ROWS:

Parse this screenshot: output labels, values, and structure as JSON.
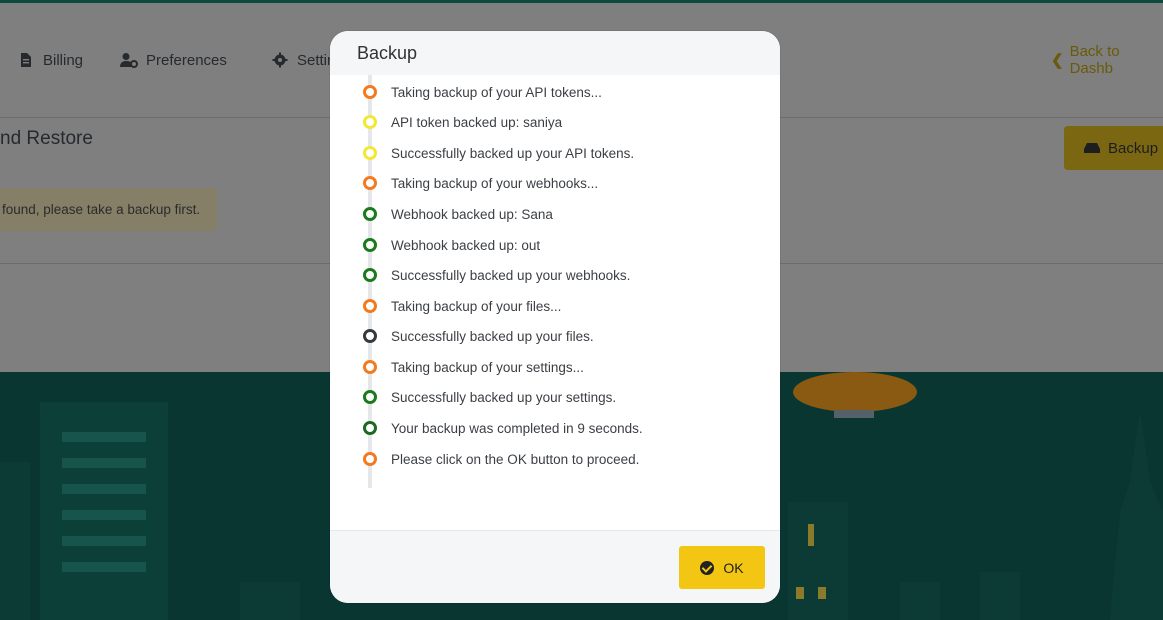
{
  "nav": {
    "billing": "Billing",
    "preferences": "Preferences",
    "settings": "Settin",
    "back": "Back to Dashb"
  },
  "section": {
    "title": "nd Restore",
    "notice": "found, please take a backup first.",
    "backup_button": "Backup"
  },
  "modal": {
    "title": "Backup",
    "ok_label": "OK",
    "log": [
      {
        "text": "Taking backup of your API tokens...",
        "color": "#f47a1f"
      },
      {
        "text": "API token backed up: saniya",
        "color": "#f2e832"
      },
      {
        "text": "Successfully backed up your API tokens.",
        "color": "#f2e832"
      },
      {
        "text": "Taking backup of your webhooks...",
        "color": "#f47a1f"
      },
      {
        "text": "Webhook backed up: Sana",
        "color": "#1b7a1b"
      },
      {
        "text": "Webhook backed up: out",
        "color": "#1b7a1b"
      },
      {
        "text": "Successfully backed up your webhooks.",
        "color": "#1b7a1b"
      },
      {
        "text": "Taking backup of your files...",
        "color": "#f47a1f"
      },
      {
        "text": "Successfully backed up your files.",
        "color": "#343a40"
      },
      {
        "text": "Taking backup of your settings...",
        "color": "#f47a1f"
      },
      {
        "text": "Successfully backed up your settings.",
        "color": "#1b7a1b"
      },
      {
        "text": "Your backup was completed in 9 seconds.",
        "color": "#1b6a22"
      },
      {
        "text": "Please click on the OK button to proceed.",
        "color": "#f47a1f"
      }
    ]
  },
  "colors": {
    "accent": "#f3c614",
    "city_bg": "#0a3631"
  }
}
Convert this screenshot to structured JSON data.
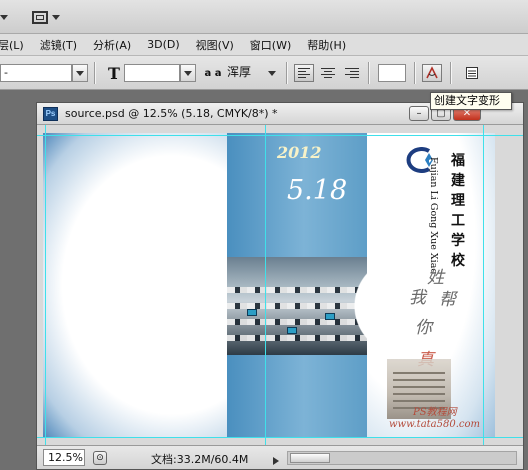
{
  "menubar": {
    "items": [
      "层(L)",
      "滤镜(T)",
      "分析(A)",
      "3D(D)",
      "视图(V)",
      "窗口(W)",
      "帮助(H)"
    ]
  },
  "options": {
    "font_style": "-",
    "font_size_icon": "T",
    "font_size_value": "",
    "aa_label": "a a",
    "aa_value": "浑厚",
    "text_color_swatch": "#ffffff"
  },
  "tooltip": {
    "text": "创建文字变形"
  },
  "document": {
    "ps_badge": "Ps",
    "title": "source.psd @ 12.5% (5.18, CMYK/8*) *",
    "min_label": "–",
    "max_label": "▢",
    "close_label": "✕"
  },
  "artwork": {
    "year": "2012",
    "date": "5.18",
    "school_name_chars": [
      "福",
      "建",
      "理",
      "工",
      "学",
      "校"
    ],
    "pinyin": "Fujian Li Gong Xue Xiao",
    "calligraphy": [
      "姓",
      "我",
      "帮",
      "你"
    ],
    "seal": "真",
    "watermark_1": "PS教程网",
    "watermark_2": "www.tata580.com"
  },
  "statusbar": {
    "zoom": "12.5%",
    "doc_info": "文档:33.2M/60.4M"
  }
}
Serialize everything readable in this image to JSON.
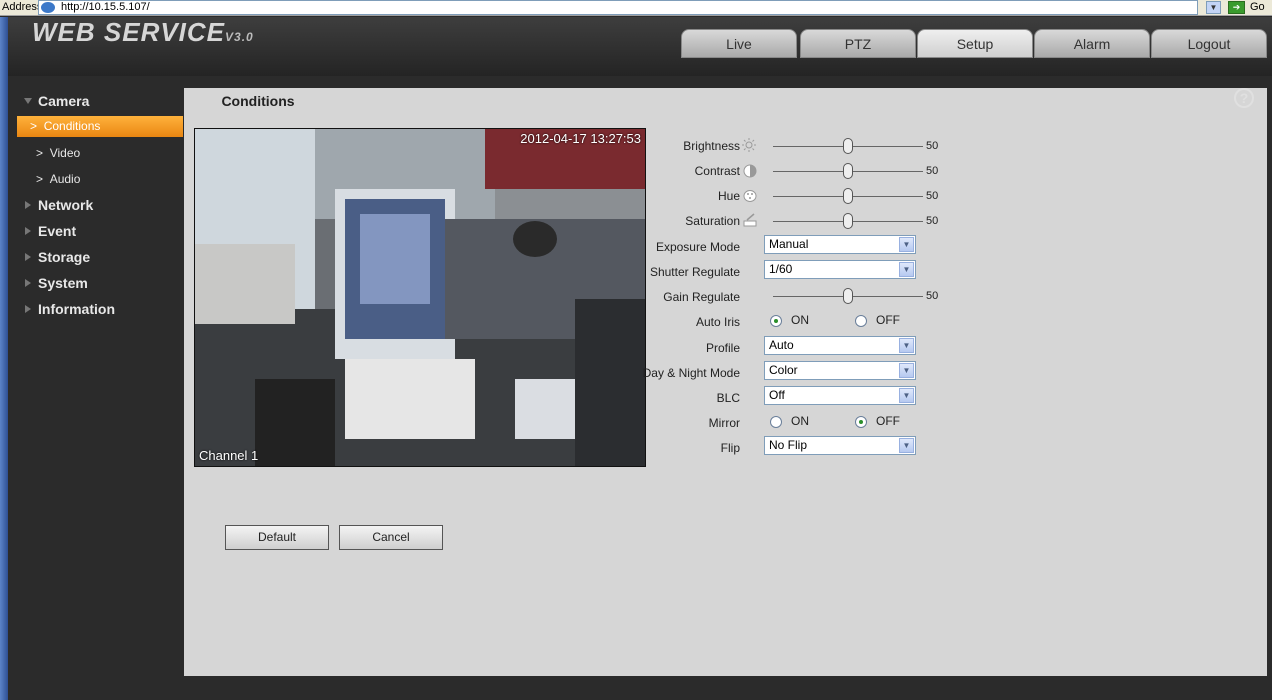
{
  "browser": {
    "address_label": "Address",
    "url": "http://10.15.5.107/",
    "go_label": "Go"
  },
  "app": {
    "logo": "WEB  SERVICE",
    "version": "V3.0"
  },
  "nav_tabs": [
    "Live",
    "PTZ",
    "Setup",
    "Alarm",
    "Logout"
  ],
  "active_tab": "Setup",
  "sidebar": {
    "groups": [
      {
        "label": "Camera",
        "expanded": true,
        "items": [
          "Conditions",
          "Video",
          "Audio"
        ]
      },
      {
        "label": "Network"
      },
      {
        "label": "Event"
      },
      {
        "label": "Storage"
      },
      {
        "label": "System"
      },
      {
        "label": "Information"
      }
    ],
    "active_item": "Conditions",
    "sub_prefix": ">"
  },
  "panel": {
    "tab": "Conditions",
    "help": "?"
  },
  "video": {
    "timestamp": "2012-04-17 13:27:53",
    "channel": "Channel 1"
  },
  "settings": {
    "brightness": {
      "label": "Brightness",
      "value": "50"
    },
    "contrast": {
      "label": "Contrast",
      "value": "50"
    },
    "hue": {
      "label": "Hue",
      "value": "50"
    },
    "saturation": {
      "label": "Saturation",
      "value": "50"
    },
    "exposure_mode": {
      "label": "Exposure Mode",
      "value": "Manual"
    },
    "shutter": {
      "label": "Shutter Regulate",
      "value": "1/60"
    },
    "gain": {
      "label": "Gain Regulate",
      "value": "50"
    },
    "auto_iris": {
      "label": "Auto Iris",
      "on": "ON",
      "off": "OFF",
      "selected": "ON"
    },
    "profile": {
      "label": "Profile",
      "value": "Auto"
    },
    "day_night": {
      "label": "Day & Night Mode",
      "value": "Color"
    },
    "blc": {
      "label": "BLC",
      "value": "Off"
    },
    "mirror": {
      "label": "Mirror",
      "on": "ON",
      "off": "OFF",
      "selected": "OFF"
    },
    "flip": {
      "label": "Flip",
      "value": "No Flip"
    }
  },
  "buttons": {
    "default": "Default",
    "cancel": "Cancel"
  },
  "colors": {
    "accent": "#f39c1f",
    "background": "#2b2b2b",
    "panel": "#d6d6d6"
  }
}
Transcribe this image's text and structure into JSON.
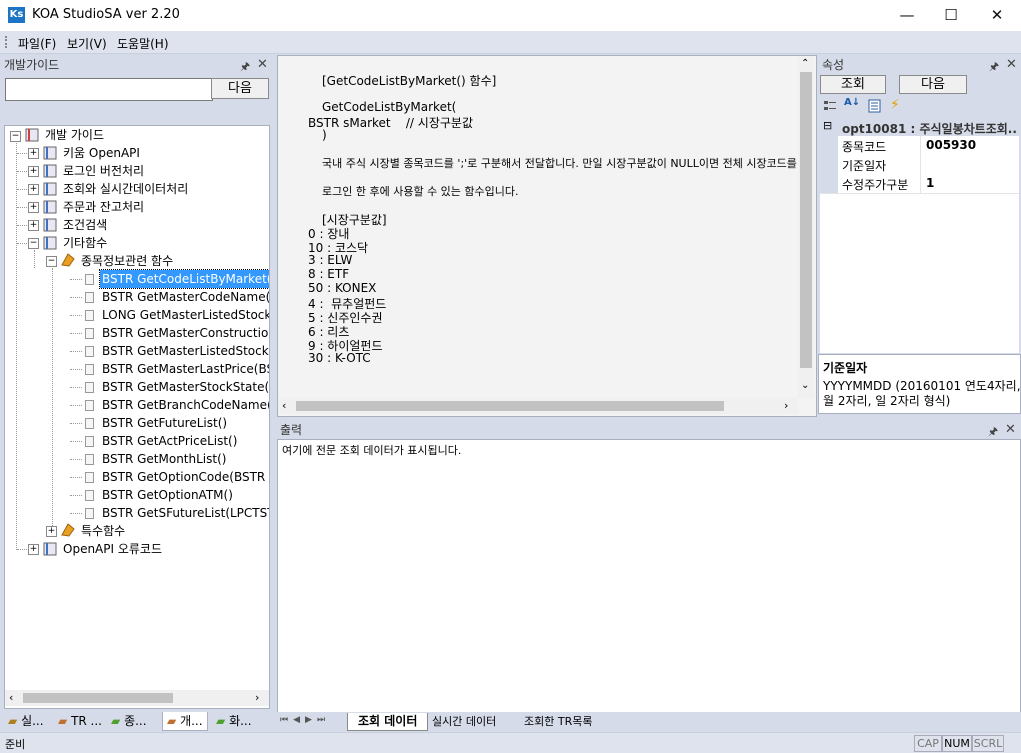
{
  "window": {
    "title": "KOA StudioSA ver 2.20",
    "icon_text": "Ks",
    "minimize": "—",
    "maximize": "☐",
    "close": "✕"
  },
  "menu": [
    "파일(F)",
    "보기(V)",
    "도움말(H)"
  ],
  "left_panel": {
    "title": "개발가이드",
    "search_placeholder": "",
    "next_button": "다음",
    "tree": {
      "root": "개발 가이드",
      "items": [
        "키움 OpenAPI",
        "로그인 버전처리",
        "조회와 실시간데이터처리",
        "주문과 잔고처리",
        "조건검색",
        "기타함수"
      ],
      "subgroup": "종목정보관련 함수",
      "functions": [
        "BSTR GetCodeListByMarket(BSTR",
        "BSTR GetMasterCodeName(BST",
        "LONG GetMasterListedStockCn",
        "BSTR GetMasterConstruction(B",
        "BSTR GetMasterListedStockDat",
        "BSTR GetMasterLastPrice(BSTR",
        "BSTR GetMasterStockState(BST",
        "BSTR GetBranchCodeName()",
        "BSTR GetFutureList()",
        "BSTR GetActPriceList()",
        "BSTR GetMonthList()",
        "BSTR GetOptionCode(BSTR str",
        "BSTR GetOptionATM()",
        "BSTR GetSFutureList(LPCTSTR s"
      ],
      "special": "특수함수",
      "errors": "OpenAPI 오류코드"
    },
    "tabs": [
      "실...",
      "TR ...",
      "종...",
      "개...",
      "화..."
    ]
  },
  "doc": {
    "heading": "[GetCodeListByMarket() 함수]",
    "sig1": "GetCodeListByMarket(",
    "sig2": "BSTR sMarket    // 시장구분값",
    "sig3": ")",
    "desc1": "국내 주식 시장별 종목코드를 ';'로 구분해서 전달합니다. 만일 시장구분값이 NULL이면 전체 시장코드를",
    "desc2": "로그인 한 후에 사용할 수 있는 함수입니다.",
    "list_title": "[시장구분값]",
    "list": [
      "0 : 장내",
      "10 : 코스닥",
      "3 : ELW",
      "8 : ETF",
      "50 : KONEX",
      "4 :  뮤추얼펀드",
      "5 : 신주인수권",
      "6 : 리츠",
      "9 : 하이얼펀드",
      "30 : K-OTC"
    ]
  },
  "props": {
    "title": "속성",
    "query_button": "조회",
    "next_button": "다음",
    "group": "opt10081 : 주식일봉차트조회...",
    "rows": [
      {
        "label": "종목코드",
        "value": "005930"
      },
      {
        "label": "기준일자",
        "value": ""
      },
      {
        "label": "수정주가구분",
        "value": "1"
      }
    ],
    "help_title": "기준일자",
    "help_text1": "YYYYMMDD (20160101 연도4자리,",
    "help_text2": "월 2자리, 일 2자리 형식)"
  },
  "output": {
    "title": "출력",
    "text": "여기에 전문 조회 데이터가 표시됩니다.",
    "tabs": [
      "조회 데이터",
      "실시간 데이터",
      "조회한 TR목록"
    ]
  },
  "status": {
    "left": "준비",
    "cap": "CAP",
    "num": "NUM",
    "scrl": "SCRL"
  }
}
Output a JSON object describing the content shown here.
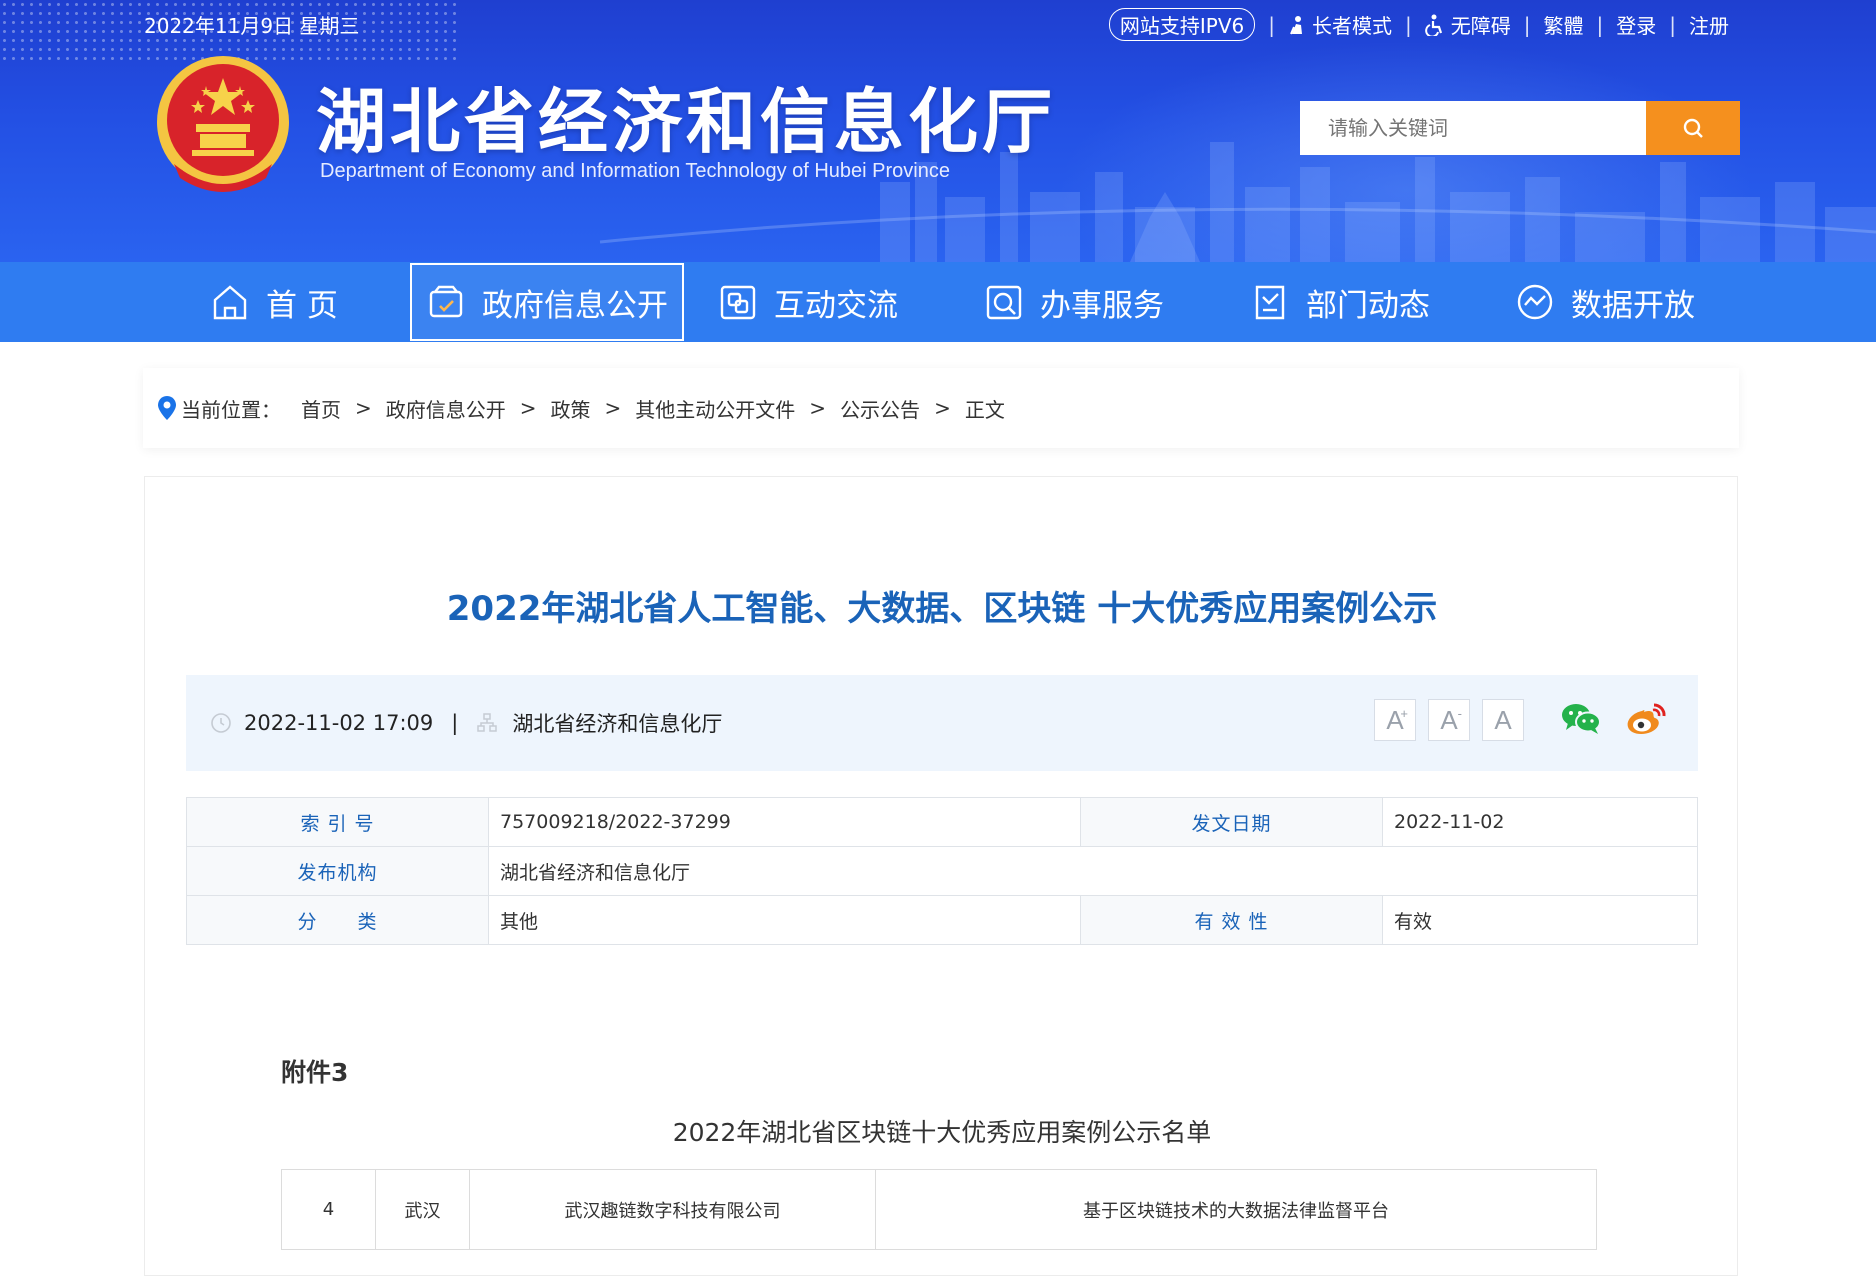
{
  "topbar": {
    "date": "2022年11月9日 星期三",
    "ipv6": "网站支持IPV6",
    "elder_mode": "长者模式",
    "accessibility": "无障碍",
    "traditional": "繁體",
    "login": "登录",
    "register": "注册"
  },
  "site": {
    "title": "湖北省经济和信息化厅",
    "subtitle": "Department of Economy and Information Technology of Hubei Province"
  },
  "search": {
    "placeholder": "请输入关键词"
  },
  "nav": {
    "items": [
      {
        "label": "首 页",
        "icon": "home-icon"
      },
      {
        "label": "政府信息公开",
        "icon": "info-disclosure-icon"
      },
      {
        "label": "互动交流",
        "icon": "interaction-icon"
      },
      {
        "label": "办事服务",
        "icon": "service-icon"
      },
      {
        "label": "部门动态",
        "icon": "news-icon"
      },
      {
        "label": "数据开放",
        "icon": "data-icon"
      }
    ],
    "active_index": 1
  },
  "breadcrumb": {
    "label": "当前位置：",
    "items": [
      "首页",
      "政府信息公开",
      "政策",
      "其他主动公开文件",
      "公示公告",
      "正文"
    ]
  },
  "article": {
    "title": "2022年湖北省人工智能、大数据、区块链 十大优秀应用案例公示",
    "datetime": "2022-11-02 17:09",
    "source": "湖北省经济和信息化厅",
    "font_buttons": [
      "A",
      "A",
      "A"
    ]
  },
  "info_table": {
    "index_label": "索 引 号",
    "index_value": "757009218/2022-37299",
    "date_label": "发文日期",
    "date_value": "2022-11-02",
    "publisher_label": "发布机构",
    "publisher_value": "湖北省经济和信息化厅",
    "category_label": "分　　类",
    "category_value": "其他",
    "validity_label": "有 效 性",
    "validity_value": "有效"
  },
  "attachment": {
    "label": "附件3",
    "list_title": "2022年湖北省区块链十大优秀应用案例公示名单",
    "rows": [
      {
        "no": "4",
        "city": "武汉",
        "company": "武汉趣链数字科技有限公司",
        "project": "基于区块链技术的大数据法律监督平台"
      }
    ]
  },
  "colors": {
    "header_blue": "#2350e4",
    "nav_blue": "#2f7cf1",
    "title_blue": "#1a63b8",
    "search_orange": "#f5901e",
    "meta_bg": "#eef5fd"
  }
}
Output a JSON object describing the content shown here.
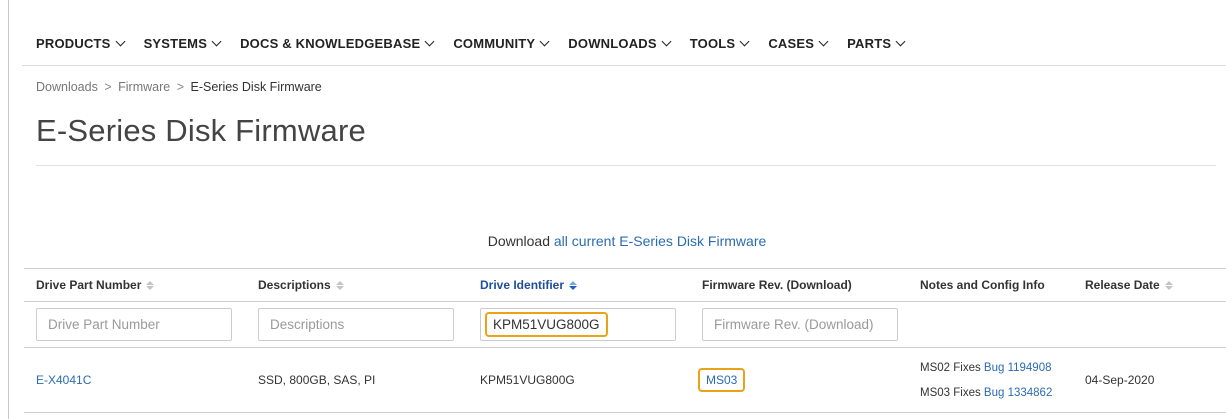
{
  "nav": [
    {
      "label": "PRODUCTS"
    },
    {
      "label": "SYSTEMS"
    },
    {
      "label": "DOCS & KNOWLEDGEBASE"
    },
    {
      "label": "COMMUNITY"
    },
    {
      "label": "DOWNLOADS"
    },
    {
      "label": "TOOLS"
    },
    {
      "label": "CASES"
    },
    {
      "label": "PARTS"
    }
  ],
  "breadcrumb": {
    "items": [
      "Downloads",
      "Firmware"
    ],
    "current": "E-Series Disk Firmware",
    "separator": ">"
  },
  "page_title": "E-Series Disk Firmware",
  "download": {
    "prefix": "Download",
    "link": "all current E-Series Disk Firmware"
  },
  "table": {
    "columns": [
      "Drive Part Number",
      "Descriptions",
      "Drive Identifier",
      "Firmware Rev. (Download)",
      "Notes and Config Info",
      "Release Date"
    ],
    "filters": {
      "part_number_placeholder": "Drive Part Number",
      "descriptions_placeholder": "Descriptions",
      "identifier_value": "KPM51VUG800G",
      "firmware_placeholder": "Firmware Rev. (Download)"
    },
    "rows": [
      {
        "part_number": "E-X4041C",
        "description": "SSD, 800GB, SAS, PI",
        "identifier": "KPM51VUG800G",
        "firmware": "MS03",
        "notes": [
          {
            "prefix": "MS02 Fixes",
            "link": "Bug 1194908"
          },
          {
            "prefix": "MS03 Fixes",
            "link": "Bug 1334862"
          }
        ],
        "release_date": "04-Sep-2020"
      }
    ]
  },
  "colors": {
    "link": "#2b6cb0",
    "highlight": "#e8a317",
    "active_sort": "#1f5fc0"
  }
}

THE PROBLEM: Show each line of the listing that holds the string "backed".

WORKED SOLUTION:
        "text": "API token backed up: saniya",
        "text": "Successfully backed up your API tokens.",
        "text": "Webhook backed up: Sana",
        "text": "Webhook backed up: out",
        "text": "Successfully backed up your webhooks.",
        "text": "Successfully backed up your files.",
        "text": "Successfully backed up your settings.",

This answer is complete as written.